:: Texto fornecido ::
UM TRISTE FIM, MAS, ANUNCIADO!
O fim da carreira de Rita Lee não foi em grande estilo, até porque, já era um fim anunciado.
O fim da carreira de Rita Lee não foi em grande estilo, até porque, já era um fim anunciado.
O “auê” que criou em Aracaju é nada mais que o reflexo da história escrita no decorrer da sua vida musical, reflexo da pessoal. Pode ser que ela não quis magoar a mim nem a você, mas, ao xingar os policiais militares de “cavalos” e “filhos da puta” em apologia direta ao consumo de maconha, deixou mais claro ainda como é o seu caráter, como educou seus filhos e enxerga o mundo.
Deveria respeitar seus fãs, pois, não é todo mundo que ouve Rita Lee que fuma maconha.
O certo é que se tal ato tivesse sido praticado por uma velhota mortal comum, no outro dia estaria nos jornais de todo o País, mas, talvez com uma chamada mais direta e avassaladora, como por exemplo, “Idosa presa por apologia à Maconha”.
Mas, se trata de uma idosa famosa. Uma idosa que deveria dar respeito para ser respeitada. Um péssimo fim - há muito anunciado - para uma carreira marcada pelo consumo de drogas, sexo livre e uma desenfreada luta pela liberdade de expressão. Ocorre que, do alto dos seus mais de 70 anos a tal velhota não entendeu ainda a diferença entre “liberdade e libertinagem”. Talvez, irá virar fumaça e ainda não entenderá...
E o pior é que milhares de fãs ainda aplaudem a tal velhota. Na verdade, uma vergonha!!!

(Trechos de um conjunto de dados)
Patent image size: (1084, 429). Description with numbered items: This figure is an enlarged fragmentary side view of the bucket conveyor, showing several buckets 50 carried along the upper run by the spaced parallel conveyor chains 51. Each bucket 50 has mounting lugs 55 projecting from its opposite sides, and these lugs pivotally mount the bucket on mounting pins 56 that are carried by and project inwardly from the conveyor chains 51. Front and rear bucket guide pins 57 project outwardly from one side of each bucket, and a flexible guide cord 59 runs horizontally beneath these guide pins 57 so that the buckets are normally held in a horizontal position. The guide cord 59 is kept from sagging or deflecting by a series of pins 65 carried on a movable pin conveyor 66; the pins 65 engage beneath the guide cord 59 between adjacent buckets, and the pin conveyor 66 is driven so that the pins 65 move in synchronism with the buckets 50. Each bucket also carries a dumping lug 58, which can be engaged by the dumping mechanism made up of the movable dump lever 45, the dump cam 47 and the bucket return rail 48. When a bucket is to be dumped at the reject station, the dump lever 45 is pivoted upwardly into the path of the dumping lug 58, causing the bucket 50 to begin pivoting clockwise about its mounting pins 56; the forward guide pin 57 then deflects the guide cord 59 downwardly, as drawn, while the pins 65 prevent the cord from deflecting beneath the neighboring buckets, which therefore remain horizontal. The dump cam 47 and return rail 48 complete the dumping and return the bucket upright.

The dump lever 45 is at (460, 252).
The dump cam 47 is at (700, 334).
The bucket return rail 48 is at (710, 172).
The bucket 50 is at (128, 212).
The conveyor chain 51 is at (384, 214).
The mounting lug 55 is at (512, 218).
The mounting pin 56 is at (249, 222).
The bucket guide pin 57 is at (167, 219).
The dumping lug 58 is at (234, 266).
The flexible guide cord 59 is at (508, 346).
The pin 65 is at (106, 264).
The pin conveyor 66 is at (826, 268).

:: Descrição da tarefa ::
Com base no texto sobre o fim da carreira de Rita Lee, responda:
(a) Em que cidade ocorreu o episódio mencionado?
(b) Qual manchete o texto atribui a um jornal caso o ato fosse praticado por uma idosa comum?
(c) Segundo o texto, que diferença a artista ainda não entendeu?
Os dados provêm de uma fonte distinta da do texto.

:: Resposta ::
(a) Aracaju.
(b) "Idosa presa por apologia à Maconha".
(c) A diferença entre "liberdade e libertinagem".